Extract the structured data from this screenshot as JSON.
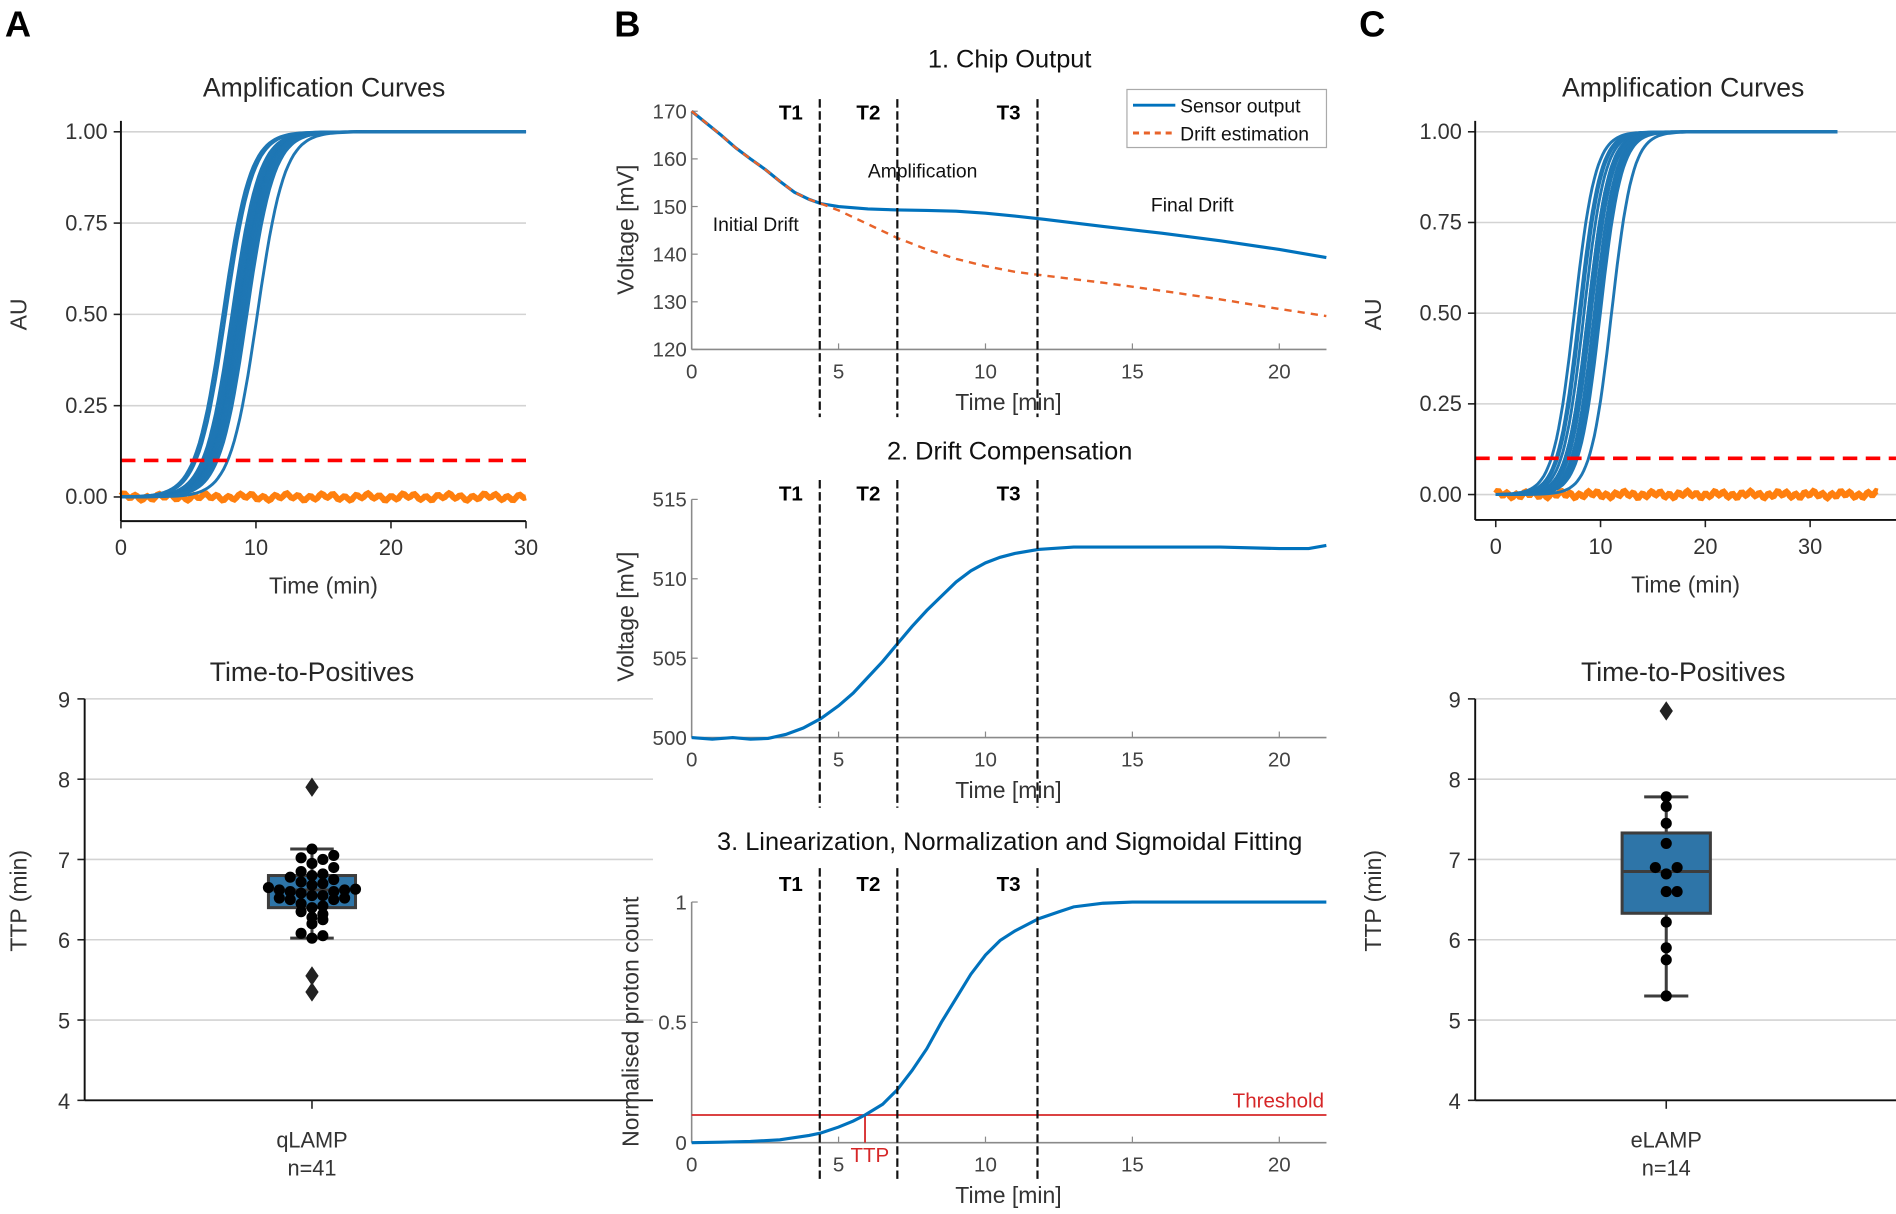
{
  "panel_labels": {
    "a": "A",
    "b": "B",
    "c": "C"
  },
  "chart_data": [
    {
      "id": "a_amp",
      "type": "line",
      "title": "Amplification Curves",
      "xlabel": "Time (min)",
      "ylabel": "AU",
      "xlim": [
        0,
        30
      ],
      "ylim": [
        -0.07,
        1.05
      ],
      "xticks": [
        0,
        10,
        20,
        30
      ],
      "xtick_labels": [
        "0",
        "10",
        "20",
        "30"
      ],
      "yticks": [
        0,
        0.25,
        0.5,
        0.75,
        1
      ],
      "ytick_labels": [
        "0.00",
        "0.25",
        "0.50",
        "0.75",
        "1.00"
      ],
      "grid": true,
      "threshold": 0.1,
      "negative_level": 0,
      "x_end": 30,
      "negative_end": 30,
      "positive_curve_midpoints_min": [
        7.55,
        7.75,
        8.22,
        8.25,
        8.28,
        8.4,
        8.45,
        8.48,
        8.52,
        8.55,
        8.6,
        8.62,
        8.65,
        8.7,
        8.7,
        8.72,
        8.72,
        8.75,
        8.75,
        8.78,
        8.8,
        8.8,
        8.82,
        8.82,
        8.83,
        8.85,
        8.88,
        8.9,
        8.92,
        8.95,
        8.98,
        9.0,
        9.02,
        9.05,
        9.1,
        9.15,
        9.2,
        9.22,
        9.25,
        9.33,
        10.1
      ],
      "colors": {
        "positive": "#1f77b4",
        "negative": "#ff7f0e",
        "threshold": "#ff0000"
      }
    },
    {
      "id": "a_ttp",
      "type": "box",
      "title": "Time-to-Positives",
      "ylabel": "TTP (min)",
      "category": "qLAMP",
      "n_label": "n=41",
      "ylim": [
        4,
        9
      ],
      "yticks": [
        4,
        5,
        6,
        7,
        8,
        9
      ],
      "ytick_labels": [
        "4",
        "5",
        "6",
        "7",
        "8",
        "9"
      ],
      "grid": true,
      "box": {
        "q1": 6.4,
        "median": 6.62,
        "q3": 6.8,
        "whisker_low": 6.02,
        "whisker_high": 7.13
      },
      "outliers": [
        7.9,
        5.55,
        5.35
      ],
      "points": [
        6.02,
        6.05,
        6.08,
        6.2,
        6.25,
        6.28,
        6.32,
        6.35,
        6.4,
        6.42,
        6.45,
        6.5,
        6.5,
        6.52,
        6.52,
        6.55,
        6.55,
        6.58,
        6.6,
        6.6,
        6.62,
        6.62,
        6.63,
        6.65,
        6.68,
        6.7,
        6.72,
        6.75,
        6.78,
        6.8,
        6.82,
        6.85,
        6.9,
        6.95,
        7.0,
        7.02,
        7.05,
        7.13
      ],
      "colors": {
        "box": "#2e75a8",
        "edge": "#3d3d3d",
        "points": "#000000"
      }
    },
    {
      "id": "b1",
      "type": "line",
      "title": "1. Chip Output",
      "xlabel": "Time [min]",
      "ylabel": "Voltage [mV]",
      "xlim": [
        0,
        21.6
      ],
      "ylim": [
        120,
        170
      ],
      "xticks": [
        0,
        5,
        10,
        15,
        20
      ],
      "xtick_labels": [
        "0",
        "5",
        "10",
        "15",
        "20"
      ],
      "yticks": [
        120,
        130,
        140,
        150,
        160,
        170
      ],
      "ytick_labels": [
        "120",
        "130",
        "140",
        "150",
        "160",
        "170"
      ],
      "markers": [
        {
          "label": "T1",
          "x": 4.36
        },
        {
          "label": "T2",
          "x": 7.0
        },
        {
          "label": "T3",
          "x": 11.77
        }
      ],
      "annotations": [
        "Initial Drift",
        "Amplification",
        "Final Drift"
      ],
      "legend": {
        "position": "top-right",
        "entries": [
          "Sensor output",
          "Drift estimation"
        ]
      },
      "series": [
        {
          "name": "Sensor output",
          "color": "#0072bd",
          "style": "solid",
          "x": [
            0,
            0.5,
            1,
            1.5,
            2,
            2.5,
            3,
            3.5,
            4,
            4.4,
            5,
            6,
            7,
            8,
            9,
            10,
            11,
            12,
            14,
            16,
            18,
            20,
            21.6
          ],
          "y": [
            170,
            167.5,
            165,
            162.3,
            160,
            157.8,
            155.3,
            153,
            151.5,
            150.6,
            150,
            149.5,
            149.3,
            149.2,
            149,
            148.6,
            148,
            147.3,
            145.8,
            144.4,
            142.8,
            141,
            139.3
          ]
        },
        {
          "name": "Drift estimation",
          "color": "#e8632a",
          "style": "dashed",
          "x": [
            0,
            0.5,
            1,
            1.5,
            2,
            2.5,
            3,
            3.5,
            4,
            4.4,
            5,
            6,
            7,
            8,
            9,
            10,
            11,
            12,
            14,
            16,
            18,
            20,
            21.6
          ],
          "y": [
            170,
            167.5,
            165,
            162.3,
            160,
            157.8,
            155.3,
            153,
            151.5,
            150.6,
            149.2,
            146.3,
            143.4,
            141,
            139,
            137.5,
            136.3,
            135.5,
            134,
            132.3,
            130.5,
            128.5,
            127
          ]
        }
      ]
    },
    {
      "id": "b2",
      "type": "line",
      "title": "2. Drift Compensation",
      "xlabel": "Time [min]",
      "ylabel": "Voltage [mV]",
      "xlim": [
        0,
        21.6
      ],
      "ylim": [
        500,
        515
      ],
      "xticks": [
        0,
        5,
        10,
        15,
        20
      ],
      "xtick_labels": [
        "0",
        "5",
        "10",
        "15",
        "20"
      ],
      "yticks": [
        500,
        505,
        510,
        515
      ],
      "ytick_labels": [
        "500",
        "505",
        "510",
        "515"
      ],
      "markers": [
        {
          "label": "T1",
          "x": 4.36
        },
        {
          "label": "T2",
          "x": 7.0
        },
        {
          "label": "T3",
          "x": 11.77
        }
      ],
      "series": [
        {
          "color": "#0072bd",
          "style": "solid",
          "x": [
            0,
            0.7,
            1.4,
            2,
            2.6,
            3.2,
            3.8,
            4.4,
            5,
            5.5,
            6,
            6.5,
            7,
            7.5,
            8,
            8.5,
            9,
            9.5,
            10,
            10.5,
            11,
            11.8,
            13,
            16,
            18,
            20,
            21,
            21.6
          ],
          "y": [
            500,
            499.9,
            500,
            499.9,
            499.95,
            500.2,
            500.6,
            501.2,
            502,
            502.8,
            503.8,
            504.8,
            505.9,
            507,
            508,
            508.9,
            509.8,
            510.5,
            511,
            511.35,
            511.6,
            511.85,
            512,
            512,
            512,
            511.9,
            511.9,
            512.1
          ]
        }
      ]
    },
    {
      "id": "b3",
      "type": "line",
      "title": "3. Linearization, Normalization and Sigmoidal Fitting",
      "xlabel": "Time [min]",
      "ylabel": "Normalised proton count",
      "xlim": [
        0,
        21.6
      ],
      "ylim": [
        0,
        1
      ],
      "xticks": [
        0,
        5,
        10,
        15,
        20
      ],
      "xtick_labels": [
        "0",
        "5",
        "10",
        "15",
        "20"
      ],
      "yticks": [
        0,
        0.5,
        1
      ],
      "ytick_labels": [
        "0",
        "0.5",
        "1"
      ],
      "markers": [
        {
          "label": "T1",
          "x": 4.36
        },
        {
          "label": "T2",
          "x": 7.0
        },
        {
          "label": "T3",
          "x": 11.77
        }
      ],
      "threshold": {
        "value": 0.115,
        "label": "Threshold",
        "color": "#d62728"
      },
      "ttp": {
        "x": 5.9,
        "label": "TTP"
      },
      "series": [
        {
          "color": "#0072bd",
          "style": "solid",
          "x": [
            0,
            1,
            2,
            3,
            4,
            4.4,
            5,
            5.5,
            5.9,
            6.5,
            7,
            7.5,
            8,
            8.5,
            9,
            9.5,
            10,
            10.5,
            11,
            11.8,
            12.5,
            13,
            14,
            15,
            21.6
          ],
          "y": [
            0,
            0.002,
            0.005,
            0.012,
            0.03,
            0.04,
            0.065,
            0.09,
            0.115,
            0.16,
            0.22,
            0.3,
            0.39,
            0.5,
            0.6,
            0.7,
            0.78,
            0.84,
            0.88,
            0.93,
            0.96,
            0.98,
            0.995,
            1,
            1
          ]
        }
      ]
    },
    {
      "id": "c_amp",
      "type": "line",
      "title": "Amplification Curves",
      "xlabel": "Time (min)",
      "ylabel": "AU",
      "xlim": [
        -2,
        38.2
      ],
      "ylim": [
        -0.07,
        1.05
      ],
      "xticks": [
        0,
        10,
        20,
        30
      ],
      "xtick_labels": [
        "0",
        "10",
        "20",
        "30"
      ],
      "yticks": [
        0,
        0.25,
        0.5,
        0.75,
        1
      ],
      "ytick_labels": [
        "0.00",
        "0.25",
        "0.50",
        "0.75",
        "1.00"
      ],
      "grid": true,
      "threshold": 0.1,
      "negative_level": 0,
      "x_end": 32.6,
      "negative_end": 36.5,
      "positive_curve_midpoints_min": [
        7.5,
        7.95,
        8.1,
        8.42,
        8.8,
        8.8,
        9.02,
        9.1,
        9.1,
        9.4,
        9.65,
        9.86,
        9.98,
        11.05
      ],
      "colors": {
        "positive": "#1f77b4",
        "negative": "#ff7f0e",
        "threshold": "#ff0000"
      }
    },
    {
      "id": "c_ttp",
      "type": "box",
      "title": "Time-to-Positives",
      "ylabel": "TTP (min)",
      "category": "eLAMP",
      "n_label": "n=14",
      "ylim": [
        4,
        9
      ],
      "yticks": [
        4,
        5,
        6,
        7,
        8,
        9
      ],
      "ytick_labels": [
        "4",
        "5",
        "6",
        "7",
        "8",
        "9"
      ],
      "grid": true,
      "box": {
        "q1": 6.33,
        "median": 6.85,
        "q3": 7.33,
        "whisker_low": 5.3,
        "whisker_high": 7.78
      },
      "outliers": [
        8.85
      ],
      "points": [
        5.3,
        5.75,
        5.9,
        6.22,
        6.6,
        6.6,
        6.82,
        6.9,
        6.9,
        7.2,
        7.45,
        7.66,
        7.78
      ],
      "colors": {
        "box": "#2e75a8",
        "edge": "#3d3d3d",
        "points": "#000000"
      }
    }
  ]
}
________
_TASK DIRECTIONS_
Copy every line above that includes the string "name".

_TASK ANSWER_
          "name": "Sensor output",
          "name": "Drift estimation",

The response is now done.